DATA RECORDS:
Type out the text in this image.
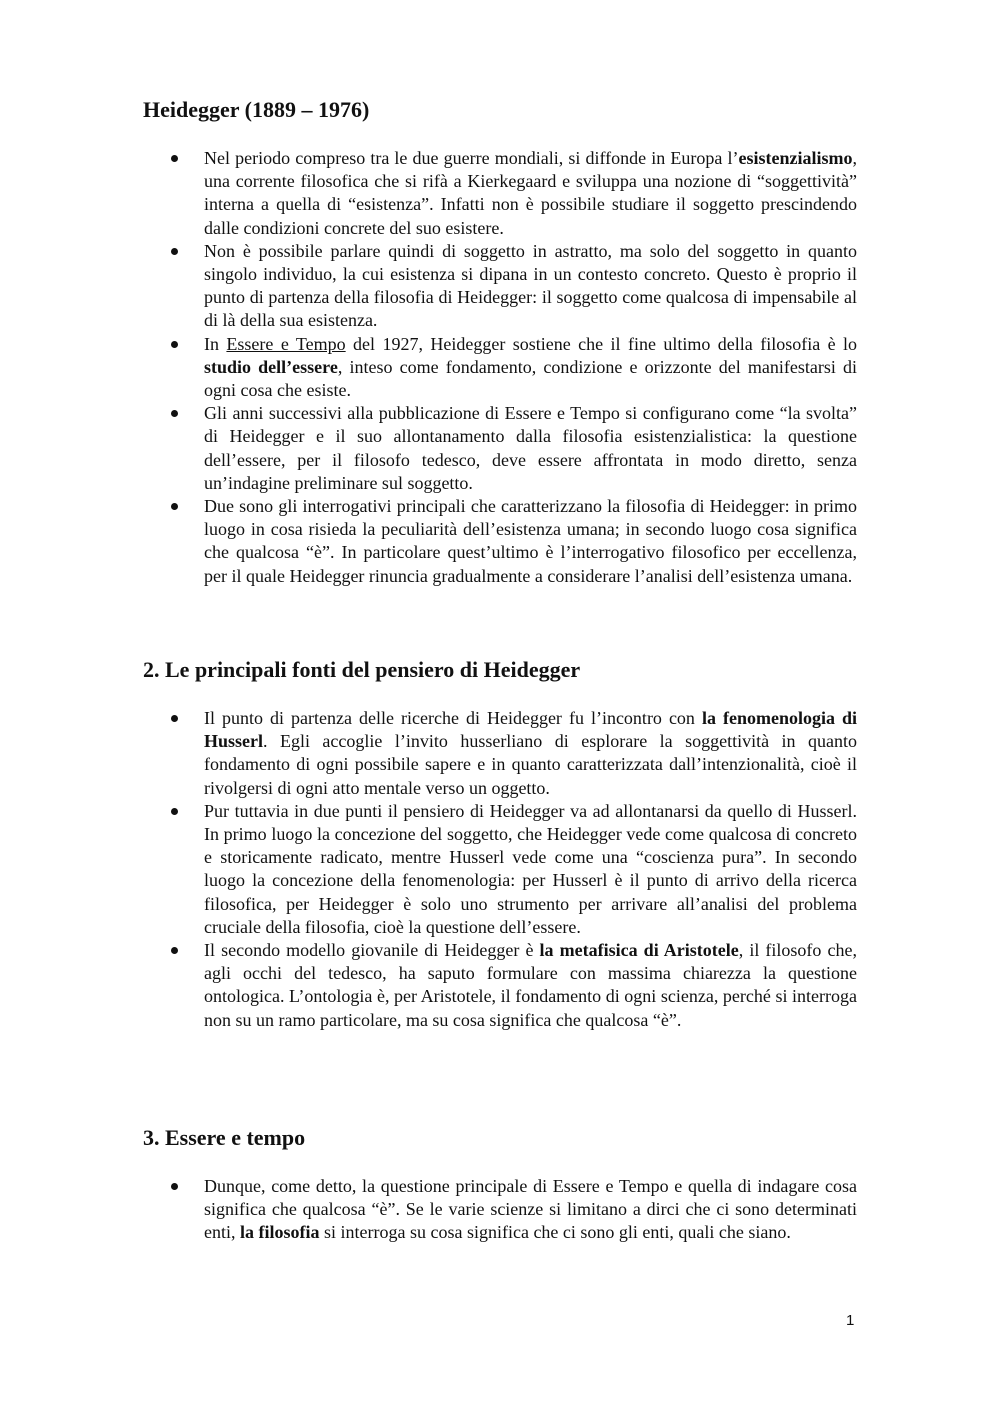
Heidegger (1889 – 1976)
Nel periodo compreso tra le due guerre mondiali, si diffonde in Europa l’esistenzialismo, una corrente filosofica che si rifà a Kierkegaard e sviluppa una nozione di “soggettività” interna a quella di “esistenza”. Infatti non è possibile studiare il soggetto prescindendo dalle condizioni concrete del suo esistere.
Non è possibile parlare quindi di soggetto in astratto, ma solo del soggetto in quanto singolo individuo, la cui esistenza si dipana in un contesto concreto. Questo è proprio il punto di partenza della filosofia di Heidegger: il soggetto come qualcosa di impensabile al di là della sua esistenza.
In Essere e Tempo del 1927, Heidegger sostiene che il fine ultimo della filosofia è lo studio dell’essere, inteso come fondamento, condizione e orizzonte del manifestarsi di ogni cosa che esiste.
Gli anni successivi alla pubblicazione di Essere e Tempo si configurano come “la svolta” di Heidegger e il suo allontanamento dalla filosofia esistenzialistica: la questione dell’essere, per il filosofo tedesco, deve essere affrontata in modo diretto, senza un’indagine preliminare sul soggetto.
Due sono gli interrogativi principali che caratterizzano la filosofia di Heidegger: in primo luogo in cosa risieda la peculiarità dell’esistenza umana; in secondo luogo cosa significa che qualcosa “è”. In particolare quest’ultimo è l’interrogativo filosofico per eccellenza, per il quale Heidegger rinuncia gradualmente a considerare l’analisi dell’esistenza umana.
2. Le principali fonti del pensiero di Heidegger
Il punto di partenza delle ricerche di Heidegger fu l’incontro con la fenomenologia di Husserl. Egli accoglie l’invito husserliano di esplorare la soggettività in quanto fondamento di ogni possibile sapere e in quanto caratterizzata dall’intenzionalità, cioè il rivolgersi di ogni atto mentale verso un oggetto.
Pur tuttavia in due punti il pensiero di Heidegger va ad allontanarsi da quello di Husserl. In primo luogo la concezione del soggetto, che Heidegger vede come qualcosa di concreto e storicamente radicato, mentre Husserl vede come una “coscienza pura”. In secondo luogo la concezione della fenomenologia: per Husserl è il punto di arrivo della ricerca filosofica, per Heidegger è solo uno strumento per arrivare all’analisi del problema cruciale della filosofia, cioè la questione dell’essere.
Il secondo modello giovanile di Heidegger è la metafisica di Aristotele, il filosofo che, agli occhi del tedesco, ha saputo formulare con massima chiarezza la questione ontologica. L’ontologia è, per Aristotele, il fondamento di ogni scienza, perché si interroga non su un ramo particolare, ma su cosa significa che qualcosa “è”.
3. Essere e tempo
Dunque, come detto, la questione principale di Essere e Tempo e quella di indagare cosa significa che qualcosa “è”. Se le varie scienze si limitano a dirci che ci sono determinati enti, la filosofia si interroga su cosa significa che ci sono gli enti, quali che siano.
1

SET TASK:
Repeat each entry exactly as given; no pictures belong in the copy.

TASK RESULT:
Type out the text in this image.
Heidegger (1889 – 1976)
Nel periodo compreso tra le due guerre mondiali, si diffonde in Europa l’esistenzialismo, una corrente filosofica che si rifà a Kierkegaard e sviluppa una nozione di “soggettività” interna a quella di “esistenza”. Infatti non è possibile studiare il soggetto prescindendo dalle condizioni concrete del suo esistere.
Non è possibile parlare quindi di soggetto in astratto, ma solo del soggetto in quanto singolo individuo, la cui esistenza si dipana in un contesto concreto. Questo è proprio il punto di partenza della filosofia di Heidegger: il soggetto come qualcosa di impensabile al di là della sua esistenza.
In Essere e Tempo del 1927, Heidegger sostiene che il fine ultimo della filosofia è lo studio dell’essere, inteso come fondamento, condizione e orizzonte del manifestarsi di ogni cosa che esiste.
Gli anni successivi alla pubblicazione di Essere e Tempo si configurano come “la svolta” di Heidegger e il suo allontanamento dalla filosofia esistenzialistica: la questione dell’essere, per il filosofo tedesco, deve essere affrontata in modo diretto, senza un’indagine preliminare sul soggetto.
Due sono gli interrogativi principali che caratterizzano la filosofia di Heidegger: in primo luogo in cosa risieda la peculiarità dell’esistenza umana; in secondo luogo cosa significa che qualcosa “è”. In particolare quest’ultimo è l’interrogativo filosofico per eccellenza, per il quale Heidegger rinuncia gradualmente a considerare l’analisi dell’esistenza umana.
2. Le principali fonti del pensiero di Heidegger
Il punto di partenza delle ricerche di Heidegger fu l’incontro con la fenomenologia di Husserl. Egli accoglie l’invito husserliano di esplorare la soggettività in quanto fondamento di ogni possibile sapere e in quanto caratterizzata dall’intenzionalità, cioè il rivolgersi di ogni atto mentale verso un oggetto.
Pur tuttavia in due punti il pensiero di Heidegger va ad allontanarsi da quello di Husserl. In primo luogo la concezione del soggetto, che Heidegger vede come qualcosa di concreto e storicamente radicato, mentre Husserl vede come una “coscienza pura”. In secondo luogo la concezione della fenomenologia: per Husserl è il punto di arrivo della ricerca filosofica, per Heidegger è solo uno strumento per arrivare all’analisi del problema cruciale della filosofia, cioè la questione dell’essere.
Il secondo modello giovanile di Heidegger è la metafisica di Aristotele, il filosofo che, agli occhi del tedesco, ha saputo formulare con massima chiarezza la questione ontologica. L’ontologia è, per Aristotele, il fondamento di ogni scienza, perché si interroga non su un ramo particolare, ma su cosa significa che qualcosa “è”.
3. Essere e tempo
Dunque, come detto, la questione principale di Essere e Tempo e quella di indagare cosa significa che qualcosa “è”. Se le varie scienze si limitano a dirci che ci sono determinati enti, la filosofia si interroga su cosa significa che ci sono gli enti, quali che siano.
1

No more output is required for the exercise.